WHAT IS ASKED => Find the word "structured" in the data. Return every line where it appears.

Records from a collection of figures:
* BEGIN *
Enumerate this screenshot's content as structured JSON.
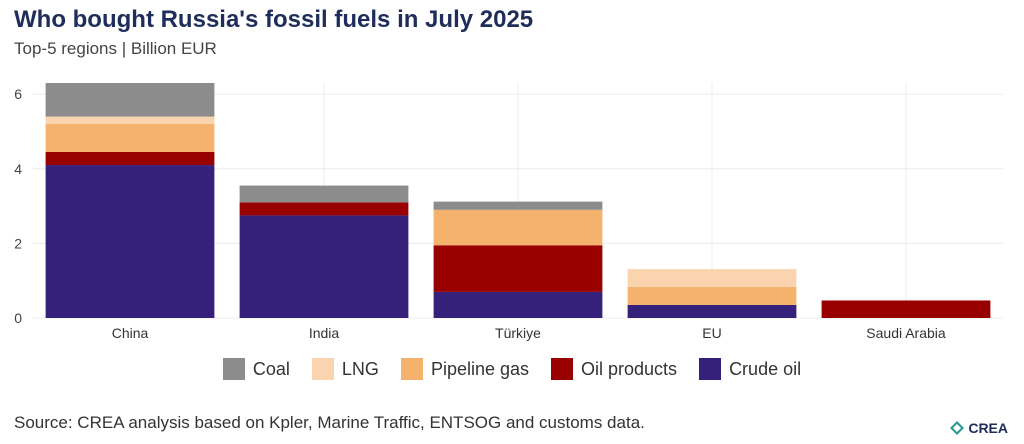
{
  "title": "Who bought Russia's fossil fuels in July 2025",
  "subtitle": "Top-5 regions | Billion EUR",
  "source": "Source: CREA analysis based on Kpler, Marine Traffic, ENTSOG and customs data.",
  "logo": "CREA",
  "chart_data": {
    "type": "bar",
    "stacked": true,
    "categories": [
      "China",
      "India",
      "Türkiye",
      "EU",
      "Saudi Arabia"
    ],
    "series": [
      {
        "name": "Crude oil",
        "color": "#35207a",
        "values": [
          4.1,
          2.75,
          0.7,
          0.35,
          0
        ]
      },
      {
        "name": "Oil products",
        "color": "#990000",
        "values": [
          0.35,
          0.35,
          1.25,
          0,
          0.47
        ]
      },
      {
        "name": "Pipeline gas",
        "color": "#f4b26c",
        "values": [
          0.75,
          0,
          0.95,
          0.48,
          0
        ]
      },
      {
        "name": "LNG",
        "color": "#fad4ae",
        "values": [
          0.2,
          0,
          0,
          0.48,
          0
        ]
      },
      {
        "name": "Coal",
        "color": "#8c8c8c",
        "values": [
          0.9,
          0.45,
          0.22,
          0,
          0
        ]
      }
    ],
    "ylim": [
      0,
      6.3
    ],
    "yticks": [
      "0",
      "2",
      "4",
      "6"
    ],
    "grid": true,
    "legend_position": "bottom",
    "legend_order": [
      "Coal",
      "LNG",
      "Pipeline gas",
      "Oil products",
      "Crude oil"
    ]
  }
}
* END *
* BEGIN *
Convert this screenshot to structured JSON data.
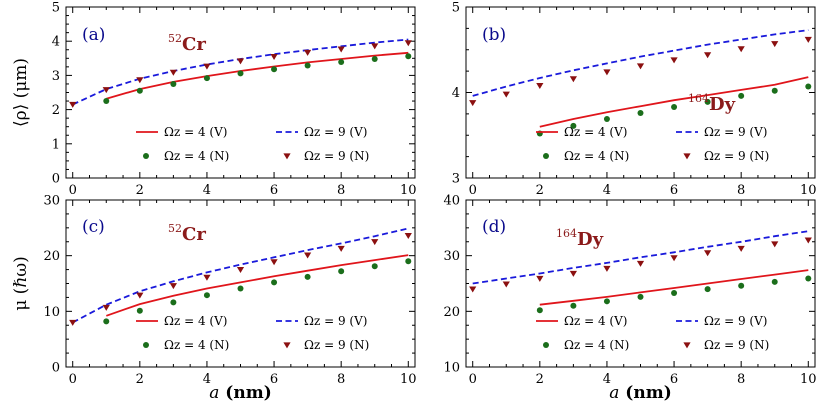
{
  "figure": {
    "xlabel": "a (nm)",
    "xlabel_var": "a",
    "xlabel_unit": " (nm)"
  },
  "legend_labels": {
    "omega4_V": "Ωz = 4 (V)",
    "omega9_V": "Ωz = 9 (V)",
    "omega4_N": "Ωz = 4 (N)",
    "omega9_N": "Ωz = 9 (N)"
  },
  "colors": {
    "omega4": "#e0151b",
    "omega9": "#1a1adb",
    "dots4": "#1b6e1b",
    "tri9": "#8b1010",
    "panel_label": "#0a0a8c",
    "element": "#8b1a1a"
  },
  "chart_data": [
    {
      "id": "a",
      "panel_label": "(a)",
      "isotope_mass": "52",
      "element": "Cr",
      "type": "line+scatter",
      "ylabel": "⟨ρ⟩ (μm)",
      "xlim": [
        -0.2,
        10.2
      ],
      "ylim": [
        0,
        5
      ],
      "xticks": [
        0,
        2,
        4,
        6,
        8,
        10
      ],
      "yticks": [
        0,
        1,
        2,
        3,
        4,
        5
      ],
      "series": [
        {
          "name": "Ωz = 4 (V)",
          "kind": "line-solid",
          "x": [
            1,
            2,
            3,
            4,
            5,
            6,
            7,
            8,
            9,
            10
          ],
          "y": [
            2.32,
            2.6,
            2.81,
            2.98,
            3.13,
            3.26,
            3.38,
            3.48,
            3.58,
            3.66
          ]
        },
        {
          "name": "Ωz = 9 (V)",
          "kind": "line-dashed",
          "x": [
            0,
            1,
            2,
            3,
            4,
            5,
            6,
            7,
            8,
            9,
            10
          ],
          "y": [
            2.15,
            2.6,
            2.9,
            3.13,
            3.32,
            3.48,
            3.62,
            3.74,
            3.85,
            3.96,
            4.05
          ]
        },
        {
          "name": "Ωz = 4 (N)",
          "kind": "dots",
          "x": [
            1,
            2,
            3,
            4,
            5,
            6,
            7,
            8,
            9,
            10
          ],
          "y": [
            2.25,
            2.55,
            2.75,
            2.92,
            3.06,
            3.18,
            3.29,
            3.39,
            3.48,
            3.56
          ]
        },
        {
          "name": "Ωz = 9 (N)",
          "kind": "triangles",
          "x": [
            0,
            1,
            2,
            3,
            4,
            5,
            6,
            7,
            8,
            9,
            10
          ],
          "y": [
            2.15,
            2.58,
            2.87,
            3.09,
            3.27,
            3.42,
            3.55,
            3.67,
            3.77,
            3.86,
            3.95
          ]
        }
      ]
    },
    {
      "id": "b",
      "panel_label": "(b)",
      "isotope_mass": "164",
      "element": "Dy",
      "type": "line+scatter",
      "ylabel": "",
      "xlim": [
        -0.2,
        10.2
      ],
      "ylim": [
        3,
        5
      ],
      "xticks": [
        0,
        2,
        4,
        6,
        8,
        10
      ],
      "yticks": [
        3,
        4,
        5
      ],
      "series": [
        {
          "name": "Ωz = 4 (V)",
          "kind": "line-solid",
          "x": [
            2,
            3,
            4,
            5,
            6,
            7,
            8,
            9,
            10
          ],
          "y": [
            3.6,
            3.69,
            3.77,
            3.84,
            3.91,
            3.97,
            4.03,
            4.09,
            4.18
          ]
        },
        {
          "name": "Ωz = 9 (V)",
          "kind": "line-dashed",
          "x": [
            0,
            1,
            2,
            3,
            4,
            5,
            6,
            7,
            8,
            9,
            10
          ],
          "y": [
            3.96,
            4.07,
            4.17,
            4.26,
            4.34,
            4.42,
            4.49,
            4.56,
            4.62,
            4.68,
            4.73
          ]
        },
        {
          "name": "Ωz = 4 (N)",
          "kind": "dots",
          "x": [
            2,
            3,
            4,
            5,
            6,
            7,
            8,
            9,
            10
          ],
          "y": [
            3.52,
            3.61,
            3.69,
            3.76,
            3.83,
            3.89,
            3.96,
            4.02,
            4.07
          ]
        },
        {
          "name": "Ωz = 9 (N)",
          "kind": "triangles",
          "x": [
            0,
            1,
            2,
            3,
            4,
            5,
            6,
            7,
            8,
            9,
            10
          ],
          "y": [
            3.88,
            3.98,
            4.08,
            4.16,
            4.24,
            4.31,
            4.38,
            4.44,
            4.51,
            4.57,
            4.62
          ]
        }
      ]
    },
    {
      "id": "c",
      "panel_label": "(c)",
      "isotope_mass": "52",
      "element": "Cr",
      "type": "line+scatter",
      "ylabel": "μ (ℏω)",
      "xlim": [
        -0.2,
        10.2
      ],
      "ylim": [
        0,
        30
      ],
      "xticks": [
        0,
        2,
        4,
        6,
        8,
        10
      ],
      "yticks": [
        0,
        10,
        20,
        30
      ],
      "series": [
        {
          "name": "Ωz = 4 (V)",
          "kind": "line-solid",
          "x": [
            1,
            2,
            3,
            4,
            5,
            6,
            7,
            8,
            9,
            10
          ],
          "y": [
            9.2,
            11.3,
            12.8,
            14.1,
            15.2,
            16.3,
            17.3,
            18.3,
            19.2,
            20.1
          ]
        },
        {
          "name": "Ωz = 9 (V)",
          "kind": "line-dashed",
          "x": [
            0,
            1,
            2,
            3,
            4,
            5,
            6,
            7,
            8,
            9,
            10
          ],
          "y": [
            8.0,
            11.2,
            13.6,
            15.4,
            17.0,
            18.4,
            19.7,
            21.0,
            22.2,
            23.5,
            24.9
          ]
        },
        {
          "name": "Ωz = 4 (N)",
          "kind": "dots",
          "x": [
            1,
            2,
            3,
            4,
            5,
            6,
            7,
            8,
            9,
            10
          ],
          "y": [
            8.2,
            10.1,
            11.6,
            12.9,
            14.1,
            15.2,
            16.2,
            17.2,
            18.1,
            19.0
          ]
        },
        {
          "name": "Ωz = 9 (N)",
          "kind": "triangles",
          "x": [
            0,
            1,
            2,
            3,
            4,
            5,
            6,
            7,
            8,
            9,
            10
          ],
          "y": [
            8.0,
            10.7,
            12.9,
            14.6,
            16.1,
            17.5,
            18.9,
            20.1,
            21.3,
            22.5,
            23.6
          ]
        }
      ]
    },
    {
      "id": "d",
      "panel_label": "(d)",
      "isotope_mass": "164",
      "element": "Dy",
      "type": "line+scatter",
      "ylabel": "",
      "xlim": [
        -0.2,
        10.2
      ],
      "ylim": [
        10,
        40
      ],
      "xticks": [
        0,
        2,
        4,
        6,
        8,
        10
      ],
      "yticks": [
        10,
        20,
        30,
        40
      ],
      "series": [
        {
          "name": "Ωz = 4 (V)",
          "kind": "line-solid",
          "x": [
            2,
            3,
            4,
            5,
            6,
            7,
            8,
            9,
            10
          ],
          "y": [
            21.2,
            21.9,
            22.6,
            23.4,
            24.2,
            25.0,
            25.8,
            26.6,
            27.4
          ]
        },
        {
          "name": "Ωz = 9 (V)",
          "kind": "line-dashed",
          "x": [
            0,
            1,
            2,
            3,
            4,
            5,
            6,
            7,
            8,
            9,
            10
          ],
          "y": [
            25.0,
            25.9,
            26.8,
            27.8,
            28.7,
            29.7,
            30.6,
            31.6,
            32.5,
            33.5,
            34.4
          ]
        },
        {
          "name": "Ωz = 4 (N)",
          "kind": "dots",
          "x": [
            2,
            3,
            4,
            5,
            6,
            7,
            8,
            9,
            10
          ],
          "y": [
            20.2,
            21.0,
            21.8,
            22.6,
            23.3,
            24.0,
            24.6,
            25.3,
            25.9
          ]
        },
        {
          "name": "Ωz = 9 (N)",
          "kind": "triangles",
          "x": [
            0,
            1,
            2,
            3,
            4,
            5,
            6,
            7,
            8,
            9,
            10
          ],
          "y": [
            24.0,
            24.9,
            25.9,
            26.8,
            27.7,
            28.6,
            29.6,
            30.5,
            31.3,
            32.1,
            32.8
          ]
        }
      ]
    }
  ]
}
* END *
TASK RESPONSE =>
Enumerate this screenshot's content as structured JSON.
Convert this screenshot to structured JSON data.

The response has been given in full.